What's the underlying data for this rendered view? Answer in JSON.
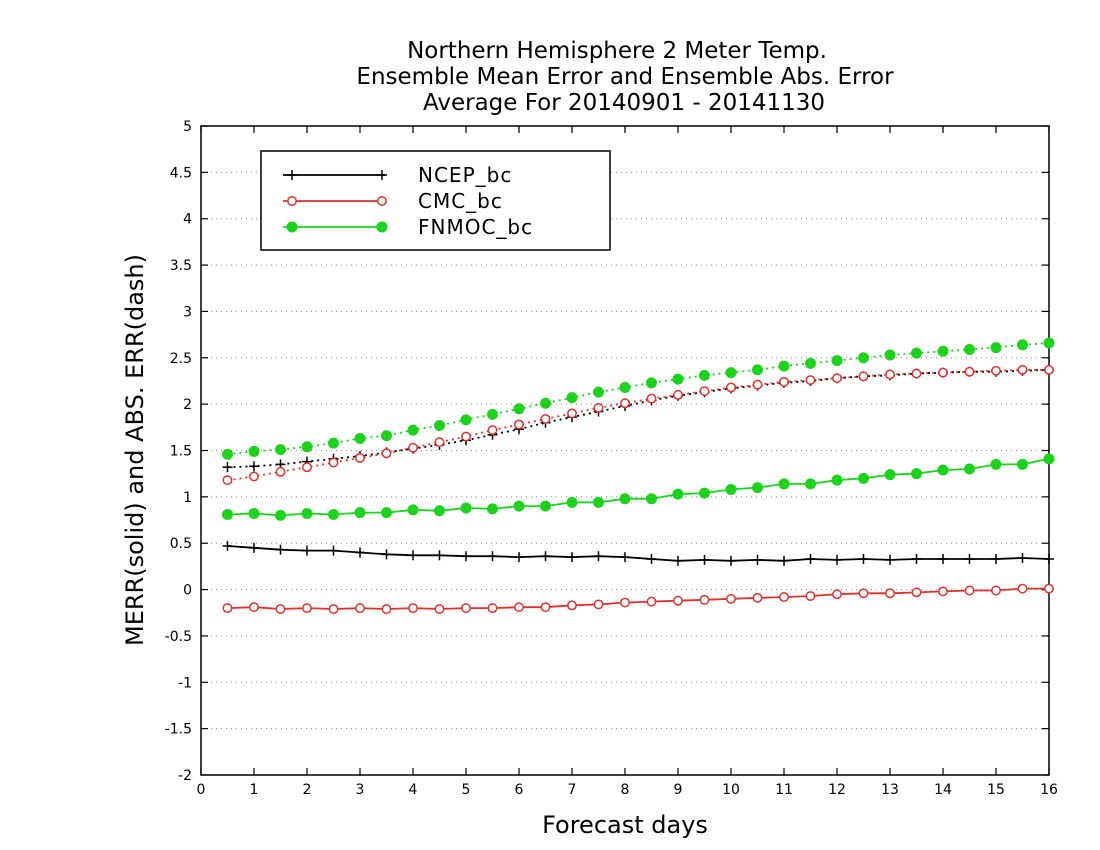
{
  "chart_data": {
    "type": "line",
    "title": [
      "Northern Hemisphere 2 Meter Temp.",
      "Ensemble Mean Error and Ensemble Abs. Error",
      "Average For 20140901 - 20141130"
    ],
    "xlabel": "Forecast days",
    "ylabel": "MERR(solid) and ABS. ERR(dash)",
    "xlim": [
      0,
      16
    ],
    "ylim": [
      -2,
      5
    ],
    "xticks": [
      0,
      1,
      2,
      3,
      4,
      5,
      6,
      7,
      8,
      9,
      10,
      11,
      12,
      13,
      14,
      15,
      16
    ],
    "yticks": [
      -2,
      -1.5,
      -1,
      -0.5,
      0,
      0.5,
      1,
      1.5,
      2,
      2.5,
      3,
      3.5,
      4,
      4.5,
      5
    ],
    "ytick_labels": [
      "-2",
      "-1.5",
      "-1",
      "-0.5",
      "0",
      "0.5",
      "1",
      "1.5",
      "2",
      "2.5",
      "3",
      "3.5",
      "4",
      "4.5",
      "5"
    ],
    "grid": "horizontal dotted",
    "legend_position": "top-left",
    "x": [
      0.5,
      1,
      1.5,
      2,
      2.5,
      3,
      3.5,
      4,
      4.5,
      5,
      5.5,
      6,
      6.5,
      7,
      7.5,
      8,
      8.5,
      9,
      9.5,
      10,
      10.5,
      11,
      11.5,
      12,
      12.5,
      13,
      13.5,
      14,
      14.5,
      15,
      15.5,
      16
    ],
    "series": [
      {
        "name": "NCEP_bc",
        "color": "#000000",
        "marker": "plus",
        "merr": [
          0.47,
          0.45,
          0.43,
          0.42,
          0.42,
          0.4,
          0.38,
          0.37,
          0.37,
          0.36,
          0.36,
          0.35,
          0.36,
          0.35,
          0.36,
          0.35,
          0.33,
          0.31,
          0.32,
          0.31,
          0.32,
          0.31,
          0.33,
          0.32,
          0.33,
          0.32,
          0.33,
          0.33,
          0.33,
          0.33,
          0.34,
          0.33
        ],
        "abs_err": [
          1.32,
          1.33,
          1.35,
          1.38,
          1.41,
          1.44,
          1.48,
          1.52,
          1.56,
          1.61,
          1.67,
          1.73,
          1.8,
          1.86,
          1.92,
          1.98,
          2.04,
          2.09,
          2.13,
          2.17,
          2.2,
          2.23,
          2.25,
          2.28,
          2.3,
          2.31,
          2.33,
          2.34,
          2.35,
          2.35,
          2.36,
          2.37
        ]
      },
      {
        "name": "CMC_bc",
        "color": "#e0302b",
        "marker": "open-circle",
        "merr": [
          -0.2,
          -0.19,
          -0.21,
          -0.2,
          -0.21,
          -0.2,
          -0.21,
          -0.2,
          -0.21,
          -0.2,
          -0.2,
          -0.19,
          -0.19,
          -0.17,
          -0.16,
          -0.14,
          -0.13,
          -0.12,
          -0.11,
          -0.1,
          -0.09,
          -0.08,
          -0.07,
          -0.05,
          -0.04,
          -0.04,
          -0.03,
          -0.02,
          -0.01,
          -0.01,
          0.01,
          0.01
        ],
        "abs_err": [
          1.18,
          1.22,
          1.27,
          1.32,
          1.37,
          1.42,
          1.47,
          1.53,
          1.59,
          1.65,
          1.72,
          1.78,
          1.84,
          1.9,
          1.96,
          2.01,
          2.06,
          2.1,
          2.14,
          2.18,
          2.21,
          2.24,
          2.26,
          2.28,
          2.3,
          2.32,
          2.33,
          2.34,
          2.35,
          2.36,
          2.37,
          2.37
        ]
      },
      {
        "name": "FNMOC_bc",
        "color": "#1ad31a",
        "marker": "filled-circle",
        "merr": [
          0.81,
          0.82,
          0.8,
          0.82,
          0.81,
          0.83,
          0.83,
          0.86,
          0.85,
          0.88,
          0.87,
          0.9,
          0.9,
          0.94,
          0.94,
          0.98,
          0.98,
          1.03,
          1.04,
          1.08,
          1.1,
          1.14,
          1.14,
          1.18,
          1.2,
          1.24,
          1.25,
          1.29,
          1.3,
          1.35,
          1.35,
          1.41
        ],
        "abs_err": [
          1.46,
          1.49,
          1.51,
          1.54,
          1.58,
          1.63,
          1.66,
          1.72,
          1.77,
          1.83,
          1.89,
          1.95,
          2.01,
          2.07,
          2.13,
          2.18,
          2.23,
          2.27,
          2.31,
          2.34,
          2.37,
          2.41,
          2.44,
          2.47,
          2.5,
          2.53,
          2.55,
          2.57,
          2.59,
          2.61,
          2.64,
          2.66
        ]
      }
    ]
  }
}
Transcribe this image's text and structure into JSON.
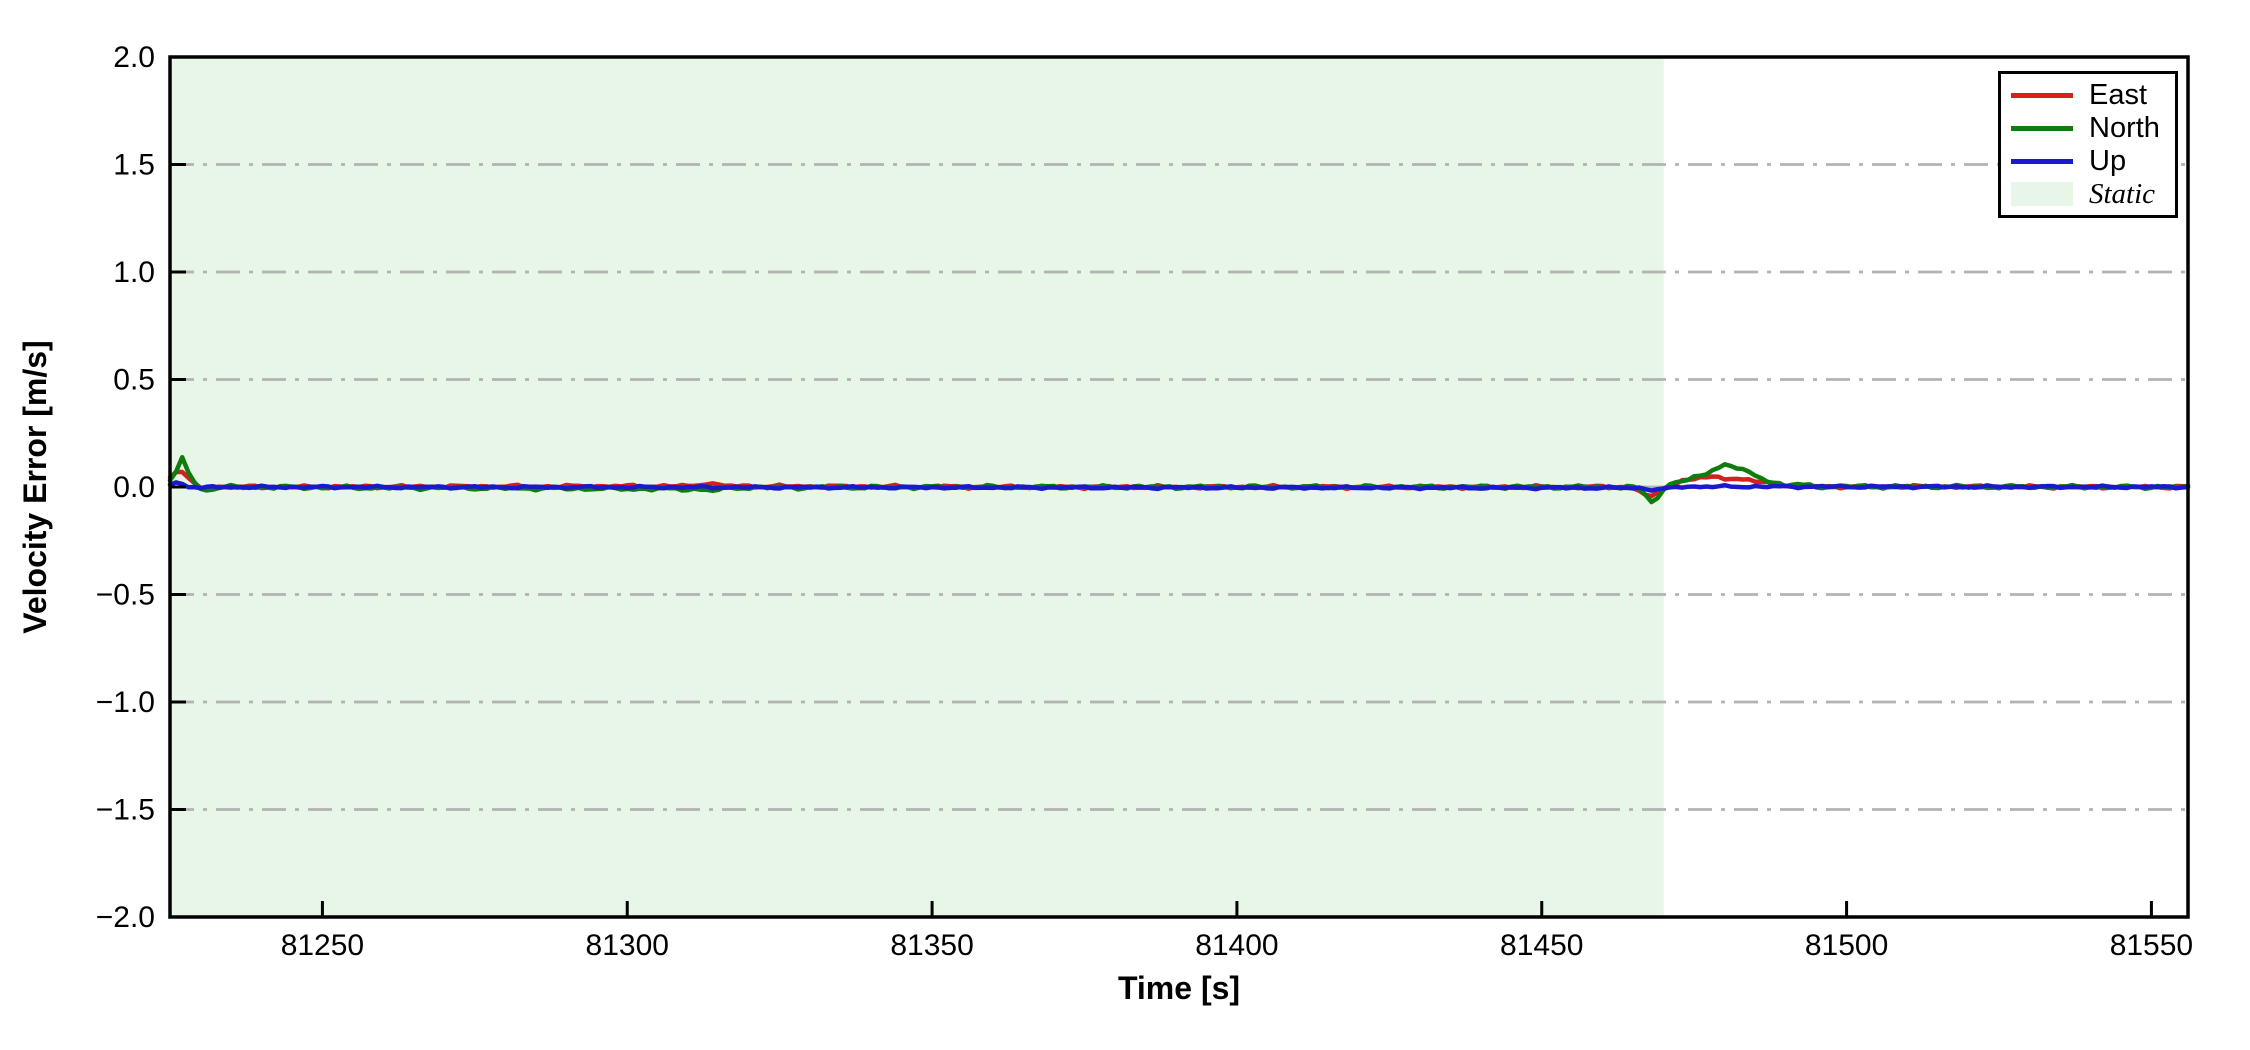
{
  "chart_data": {
    "type": "line",
    "title": "",
    "xlabel": "Time [s]",
    "ylabel": "Velocity Error [m/s]",
    "xlim": [
      81225,
      81556
    ],
    "ylim": [
      -2.0,
      2.0
    ],
    "xticks": [
      81250,
      81300,
      81350,
      81400,
      81450,
      81500,
      81550
    ],
    "xtick_labels": [
      "81250",
      "81300",
      "81350",
      "81400",
      "81450",
      "81500",
      "81550"
    ],
    "yticks": [
      2.0,
      1.5,
      1.0,
      0.5,
      0.0,
      -0.5,
      -1.0,
      -1.5,
      -2.0
    ],
    "ytick_labels": [
      "2.0",
      "1.5",
      "1.0",
      "0.5",
      "0.0",
      "−0.5",
      "−1.0",
      "−1.5",
      "−2.0"
    ],
    "grid": {
      "axis": "y",
      "values": [
        1.5,
        1.0,
        0.5,
        0.0,
        -0.5,
        -1.0,
        -1.5
      ],
      "color": "#b3b3b3",
      "style": "dash-dot"
    },
    "frame_color": "#000000",
    "static_region": {
      "label": "Static",
      "t_start": 81225,
      "t_end": 81470,
      "fill": "#e7f6e6"
    },
    "sample_step_s": 1,
    "series": [
      {
        "name": "East",
        "color": "#d62020",
        "noise_amp": 0.009,
        "noise_seed": 3.1,
        "keypoints": [
          [
            81225,
            0.045
          ],
          [
            81226.5,
            0.09
          ],
          [
            81228,
            0.035
          ],
          [
            81230,
            -0.005
          ],
          [
            81232,
            0.0
          ],
          [
            81311,
            0.004
          ],
          [
            81313,
            0.02
          ],
          [
            81316,
            0.004
          ],
          [
            81360,
            0.0
          ],
          [
            81464,
            0.0
          ],
          [
            81466,
            -0.015
          ],
          [
            81467.8,
            -0.055
          ],
          [
            81469.3,
            -0.02
          ],
          [
            81470.5,
            0.005
          ],
          [
            81473,
            0.028
          ],
          [
            81476,
            0.043
          ],
          [
            81479,
            0.045
          ],
          [
            81482,
            0.038
          ],
          [
            81485,
            0.027
          ],
          [
            81488,
            0.015
          ],
          [
            81491,
            0.007
          ],
          [
            81494,
            0.002
          ],
          [
            81556,
            0.0
          ]
        ]
      },
      {
        "name": "North",
        "color": "#0e7d0e",
        "noise_amp": 0.01,
        "noise_seed": 7.7,
        "keypoints": [
          [
            81225,
            0.025
          ],
          [
            81226,
            0.07
          ],
          [
            81227,
            0.135
          ],
          [
            81228.5,
            0.04
          ],
          [
            81230,
            -0.012
          ],
          [
            81232,
            -0.008
          ],
          [
            81234,
            0.0
          ],
          [
            81312,
            -0.01
          ],
          [
            81314,
            -0.018
          ],
          [
            81317,
            -0.003
          ],
          [
            81360,
            0.0
          ],
          [
            81464,
            0.0
          ],
          [
            81466,
            -0.01
          ],
          [
            81468.3,
            -0.074
          ],
          [
            81470,
            -0.015
          ],
          [
            81471.3,
            0.028
          ],
          [
            81472.5,
            0.022
          ],
          [
            81474,
            0.03
          ],
          [
            81477,
            0.065
          ],
          [
            81480,
            0.105
          ],
          [
            81482,
            0.09
          ],
          [
            81484,
            0.065
          ],
          [
            81486,
            0.042
          ],
          [
            81488,
            0.022
          ],
          [
            81490,
            0.006
          ],
          [
            81492,
            0.012
          ],
          [
            81495,
            0.002
          ],
          [
            81556,
            0.0
          ]
        ]
      },
      {
        "name": "Up",
        "color": "#1a1acc",
        "noise_amp": 0.007,
        "noise_seed": 12.9,
        "keypoints": [
          [
            81225,
            0.012
          ],
          [
            81226.5,
            0.022
          ],
          [
            81228,
            0.005
          ],
          [
            81230,
            -0.006
          ],
          [
            81232,
            0.0
          ],
          [
            81466,
            -0.004
          ],
          [
            81468.5,
            -0.014
          ],
          [
            81470.5,
            -0.008
          ],
          [
            81473,
            0.002
          ],
          [
            81556,
            0.0
          ]
        ]
      }
    ],
    "legend": {
      "position": "upper right",
      "entries": [
        {
          "label": "East",
          "type": "line",
          "color": "#d62020",
          "italic": false
        },
        {
          "label": "North",
          "type": "line",
          "color": "#0e7d0e",
          "italic": false
        },
        {
          "label": "Up",
          "type": "line",
          "color": "#1a1acc",
          "italic": false
        },
        {
          "label": "Static",
          "type": "patch",
          "color": "#e7f6e6",
          "italic": true
        }
      ]
    }
  }
}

···

AIM OF THE EXERCISE:
Go through the material above and count the lines that contain "Error"; give that number alone.

EXERCISE RESPONSE:
2